> _MATERIAL TO PROCESS_:
------------------------------------------------------------------------

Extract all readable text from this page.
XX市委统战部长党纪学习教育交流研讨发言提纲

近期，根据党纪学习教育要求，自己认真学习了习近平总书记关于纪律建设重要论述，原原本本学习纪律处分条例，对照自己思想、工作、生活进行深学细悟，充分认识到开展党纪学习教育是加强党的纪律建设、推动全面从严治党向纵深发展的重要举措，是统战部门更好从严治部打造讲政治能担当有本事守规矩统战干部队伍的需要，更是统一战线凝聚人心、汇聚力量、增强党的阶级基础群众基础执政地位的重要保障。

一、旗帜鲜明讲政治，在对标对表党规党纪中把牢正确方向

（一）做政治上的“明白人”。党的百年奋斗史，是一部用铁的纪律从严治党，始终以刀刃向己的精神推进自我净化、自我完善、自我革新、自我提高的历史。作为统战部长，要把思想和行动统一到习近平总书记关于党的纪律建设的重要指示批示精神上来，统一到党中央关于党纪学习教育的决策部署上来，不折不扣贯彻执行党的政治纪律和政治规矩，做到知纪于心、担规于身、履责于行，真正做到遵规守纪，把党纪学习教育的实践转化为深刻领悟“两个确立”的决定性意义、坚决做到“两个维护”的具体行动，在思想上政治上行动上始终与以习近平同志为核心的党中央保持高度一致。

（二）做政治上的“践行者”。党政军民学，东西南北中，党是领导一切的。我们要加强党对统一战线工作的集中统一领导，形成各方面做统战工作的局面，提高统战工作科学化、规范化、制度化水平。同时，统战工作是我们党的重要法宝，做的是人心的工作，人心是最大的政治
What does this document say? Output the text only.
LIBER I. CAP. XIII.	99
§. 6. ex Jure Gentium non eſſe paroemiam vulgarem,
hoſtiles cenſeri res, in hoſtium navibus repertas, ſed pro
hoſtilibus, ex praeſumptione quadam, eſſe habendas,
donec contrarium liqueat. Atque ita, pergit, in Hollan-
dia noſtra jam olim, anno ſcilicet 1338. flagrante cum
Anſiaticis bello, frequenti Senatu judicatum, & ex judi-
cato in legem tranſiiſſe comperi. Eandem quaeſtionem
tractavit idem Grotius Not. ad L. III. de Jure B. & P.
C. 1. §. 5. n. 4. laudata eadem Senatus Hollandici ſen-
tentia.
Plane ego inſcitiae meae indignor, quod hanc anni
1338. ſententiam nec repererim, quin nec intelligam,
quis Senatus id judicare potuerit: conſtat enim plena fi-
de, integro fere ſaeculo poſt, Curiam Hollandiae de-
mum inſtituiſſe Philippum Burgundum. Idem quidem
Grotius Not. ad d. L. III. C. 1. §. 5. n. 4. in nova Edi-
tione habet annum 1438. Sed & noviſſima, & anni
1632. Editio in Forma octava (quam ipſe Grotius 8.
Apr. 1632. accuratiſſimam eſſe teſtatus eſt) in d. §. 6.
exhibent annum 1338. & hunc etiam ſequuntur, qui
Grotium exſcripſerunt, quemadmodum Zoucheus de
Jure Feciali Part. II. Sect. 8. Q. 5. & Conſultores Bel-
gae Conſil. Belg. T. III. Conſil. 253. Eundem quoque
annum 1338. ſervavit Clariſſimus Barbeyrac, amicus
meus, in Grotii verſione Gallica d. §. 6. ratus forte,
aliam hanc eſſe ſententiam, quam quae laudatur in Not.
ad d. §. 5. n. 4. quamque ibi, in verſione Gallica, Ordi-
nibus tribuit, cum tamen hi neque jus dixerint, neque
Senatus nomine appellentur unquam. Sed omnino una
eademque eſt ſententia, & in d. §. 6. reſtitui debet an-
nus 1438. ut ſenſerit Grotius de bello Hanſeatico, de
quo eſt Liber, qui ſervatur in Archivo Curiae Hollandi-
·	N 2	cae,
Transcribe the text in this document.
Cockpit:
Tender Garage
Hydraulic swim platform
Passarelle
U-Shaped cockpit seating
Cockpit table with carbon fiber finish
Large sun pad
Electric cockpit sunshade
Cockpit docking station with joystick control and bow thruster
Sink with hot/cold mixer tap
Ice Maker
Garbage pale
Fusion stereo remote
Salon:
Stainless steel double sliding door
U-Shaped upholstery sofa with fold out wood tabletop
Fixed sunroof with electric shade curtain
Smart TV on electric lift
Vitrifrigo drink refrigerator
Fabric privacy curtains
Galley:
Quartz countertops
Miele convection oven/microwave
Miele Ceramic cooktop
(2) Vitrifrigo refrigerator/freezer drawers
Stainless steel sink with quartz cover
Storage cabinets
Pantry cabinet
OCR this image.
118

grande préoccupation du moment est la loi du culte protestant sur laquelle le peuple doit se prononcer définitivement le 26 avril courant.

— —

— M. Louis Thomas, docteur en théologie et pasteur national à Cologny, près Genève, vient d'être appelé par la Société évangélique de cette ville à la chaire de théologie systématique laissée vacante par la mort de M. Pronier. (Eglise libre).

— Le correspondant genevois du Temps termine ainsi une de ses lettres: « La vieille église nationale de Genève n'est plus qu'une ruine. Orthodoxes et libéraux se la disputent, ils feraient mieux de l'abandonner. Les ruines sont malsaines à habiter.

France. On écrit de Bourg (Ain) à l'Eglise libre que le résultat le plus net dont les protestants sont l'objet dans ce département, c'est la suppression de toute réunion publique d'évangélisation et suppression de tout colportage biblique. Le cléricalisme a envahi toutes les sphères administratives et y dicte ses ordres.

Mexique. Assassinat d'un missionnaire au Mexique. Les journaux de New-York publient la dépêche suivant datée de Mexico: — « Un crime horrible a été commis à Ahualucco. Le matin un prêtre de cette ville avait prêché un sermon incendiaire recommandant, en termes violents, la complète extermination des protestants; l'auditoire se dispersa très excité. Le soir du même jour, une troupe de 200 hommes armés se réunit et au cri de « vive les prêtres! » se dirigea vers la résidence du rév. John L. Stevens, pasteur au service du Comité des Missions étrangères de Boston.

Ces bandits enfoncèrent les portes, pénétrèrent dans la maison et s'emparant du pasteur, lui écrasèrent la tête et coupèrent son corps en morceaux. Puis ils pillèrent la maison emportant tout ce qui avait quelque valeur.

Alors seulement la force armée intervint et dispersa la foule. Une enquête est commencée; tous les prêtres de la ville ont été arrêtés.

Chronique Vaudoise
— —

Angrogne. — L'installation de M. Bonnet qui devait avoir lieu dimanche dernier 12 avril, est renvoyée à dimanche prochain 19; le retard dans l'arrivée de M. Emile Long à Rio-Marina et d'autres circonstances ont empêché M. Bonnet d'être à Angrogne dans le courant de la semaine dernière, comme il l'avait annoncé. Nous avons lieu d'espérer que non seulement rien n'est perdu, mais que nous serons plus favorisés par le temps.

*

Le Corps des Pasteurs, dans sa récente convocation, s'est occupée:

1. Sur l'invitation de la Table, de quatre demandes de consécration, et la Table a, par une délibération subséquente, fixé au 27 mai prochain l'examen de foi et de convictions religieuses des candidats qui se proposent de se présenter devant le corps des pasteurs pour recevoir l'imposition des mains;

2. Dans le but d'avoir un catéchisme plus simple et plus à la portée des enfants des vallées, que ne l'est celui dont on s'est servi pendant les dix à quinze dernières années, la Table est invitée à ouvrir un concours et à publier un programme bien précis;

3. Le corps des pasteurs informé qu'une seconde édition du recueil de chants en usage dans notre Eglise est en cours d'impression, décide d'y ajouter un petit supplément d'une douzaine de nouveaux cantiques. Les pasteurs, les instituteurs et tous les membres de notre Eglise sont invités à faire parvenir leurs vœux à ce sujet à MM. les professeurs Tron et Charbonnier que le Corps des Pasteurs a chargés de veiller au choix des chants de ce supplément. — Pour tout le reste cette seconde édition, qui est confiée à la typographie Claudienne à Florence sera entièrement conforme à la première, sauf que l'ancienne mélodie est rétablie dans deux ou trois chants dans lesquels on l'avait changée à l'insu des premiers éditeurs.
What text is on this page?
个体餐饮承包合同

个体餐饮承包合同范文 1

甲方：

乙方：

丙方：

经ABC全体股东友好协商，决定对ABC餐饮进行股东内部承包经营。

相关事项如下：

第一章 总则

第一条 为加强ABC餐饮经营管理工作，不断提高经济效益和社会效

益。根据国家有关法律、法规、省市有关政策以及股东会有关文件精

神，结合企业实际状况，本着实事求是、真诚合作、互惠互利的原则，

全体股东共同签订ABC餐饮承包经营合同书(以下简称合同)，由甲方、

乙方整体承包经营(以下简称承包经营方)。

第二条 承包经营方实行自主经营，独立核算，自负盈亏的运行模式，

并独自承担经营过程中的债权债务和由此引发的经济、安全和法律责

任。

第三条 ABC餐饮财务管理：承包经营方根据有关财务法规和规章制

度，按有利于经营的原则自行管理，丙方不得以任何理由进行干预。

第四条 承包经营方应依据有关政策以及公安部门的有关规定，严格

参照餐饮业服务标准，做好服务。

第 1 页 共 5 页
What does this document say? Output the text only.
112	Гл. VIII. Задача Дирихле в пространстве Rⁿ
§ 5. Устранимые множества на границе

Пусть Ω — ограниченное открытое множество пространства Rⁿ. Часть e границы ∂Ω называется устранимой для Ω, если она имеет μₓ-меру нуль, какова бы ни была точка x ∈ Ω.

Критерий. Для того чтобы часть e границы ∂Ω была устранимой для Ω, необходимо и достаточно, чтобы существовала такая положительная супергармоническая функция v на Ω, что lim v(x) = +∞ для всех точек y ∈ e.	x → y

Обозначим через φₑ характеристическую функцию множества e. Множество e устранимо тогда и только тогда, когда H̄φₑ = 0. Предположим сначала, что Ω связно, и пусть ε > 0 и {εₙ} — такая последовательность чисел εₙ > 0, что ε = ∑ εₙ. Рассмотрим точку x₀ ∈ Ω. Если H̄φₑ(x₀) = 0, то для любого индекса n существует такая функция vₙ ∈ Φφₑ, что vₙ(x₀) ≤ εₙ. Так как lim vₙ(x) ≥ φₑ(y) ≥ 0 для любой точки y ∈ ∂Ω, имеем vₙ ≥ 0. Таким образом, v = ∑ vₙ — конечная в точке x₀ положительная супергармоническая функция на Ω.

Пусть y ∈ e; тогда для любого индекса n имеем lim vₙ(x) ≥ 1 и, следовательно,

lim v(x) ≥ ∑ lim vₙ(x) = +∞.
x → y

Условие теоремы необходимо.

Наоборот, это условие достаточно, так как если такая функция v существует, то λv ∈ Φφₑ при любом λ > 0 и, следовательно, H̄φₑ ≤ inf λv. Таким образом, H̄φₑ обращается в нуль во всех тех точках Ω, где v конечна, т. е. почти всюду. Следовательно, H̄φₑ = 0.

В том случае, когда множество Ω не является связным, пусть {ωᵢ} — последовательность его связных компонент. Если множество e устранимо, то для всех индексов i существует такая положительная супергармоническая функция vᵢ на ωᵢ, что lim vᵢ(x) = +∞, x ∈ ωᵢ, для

------------------------------------------------------------------------

> _PROBLEM_: Scan the listing above for the word "тогда" and show each line where it is found.

> _FINAL RESULT_:
Обозначим через φₑ характеристическую функцию множества e. Множество e устранимо тогда и только тогда, когда H̄φₑ = 0. Предположим сначала, что Ω связно, и пусть ε > 0 и {εₙ} — такая последовательность чисел εₙ > 0, что ε = ∑ εₙ. Рассмотрим точку x₀ ∈ Ω. Если H̄φₑ(x₀) = 0, то для любого индекса n существует такая функция vₙ ∈ Φφₑ, что vₙ(x₀) ≤ εₙ. Так как lim vₙ(x) ≥ φₑ(y) ≥ 0 для любой точки y ∈ ∂Ω, имеем vₙ ≥ 0. Таким образом, v = ∑ vₙ — конечная в точке x₀ положительная супергармоническая функция на Ω.
Пусть y ∈ e; тогда для любого индекса n имеем lim vₙ(x) ≥ 1 и, следовательно,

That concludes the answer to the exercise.